AIM
All the data must come back unchanged, except that pictures are left out.

-=-=-

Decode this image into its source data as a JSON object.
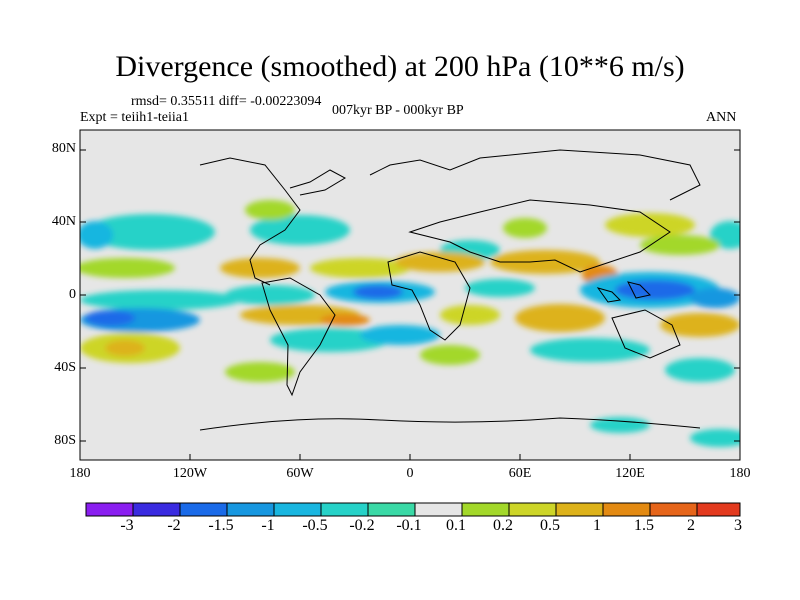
{
  "title": "Divergence (smoothed) at 200 hPa (10**6 m/s)",
  "stats": "rmsd= 0.35511  diff= -0.00223094",
  "expt": "Expt = teiih1-teiia1",
  "period": "007kyr BP - 000kyr BP",
  "season": "ANN",
  "lat_labels": [
    "80N",
    "40N",
    "0",
    "40S",
    "80S"
  ],
  "lon_labels": [
    "180",
    "120W",
    "60W",
    "0",
    "60E",
    "120E",
    "180"
  ],
  "colorbar": {
    "labels": [
      "-3",
      "-2",
      "-1.5",
      "-1",
      "-0.5",
      "-0.2",
      "-0.1",
      "0.1",
      "0.2",
      "0.5",
      "1",
      "1.5",
      "2",
      "3"
    ],
    "colors": [
      "#8a1ef0",
      "#3a2be0",
      "#1a6ae8",
      "#1797e0",
      "#19b6e0",
      "#26d2c8",
      "#3ad9a6",
      "#e6e6e6",
      "#a3d82a",
      "#cdd528",
      "#ddb21a",
      "#e38a12",
      "#e6651a",
      "#e33a1e"
    ]
  }
}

-=-=-

RESPONSE TO THIS TASK
Decode this image into its source data as a JSON object.
{
  "title": "Divergence (smoothed) at 200 hPa (10**6 m/s)",
  "stats": "rmsd= 0.35511  diff= -0.00223094",
  "expt": "Expt = teiih1-teiia1",
  "period": "007kyr BP - 000kyr BP",
  "season": "ANN",
  "lat_labels": [
    "80N",
    "40N",
    "0",
    "40S",
    "80S"
  ],
  "lon_labels": [
    "180",
    "120W",
    "60W",
    "0",
    "60E",
    "120E",
    "180"
  ],
  "colorbar": {
    "labels": [
      "-3",
      "-2",
      "-1.5",
      "-1",
      "-0.5",
      "-0.2",
      "-0.1",
      "0.1",
      "0.2",
      "0.5",
      "1",
      "1.5",
      "2",
      "3"
    ],
    "colors": [
      "#8a1ef0",
      "#3a2be0",
      "#1a6ae8",
      "#1797e0",
      "#19b6e0",
      "#26d2c8",
      "#3ad9a6",
      "#e6e6e6",
      "#a3d82a",
      "#cdd528",
      "#ddb21a",
      "#e38a12",
      "#e6651a",
      "#e33a1e"
    ]
  }
}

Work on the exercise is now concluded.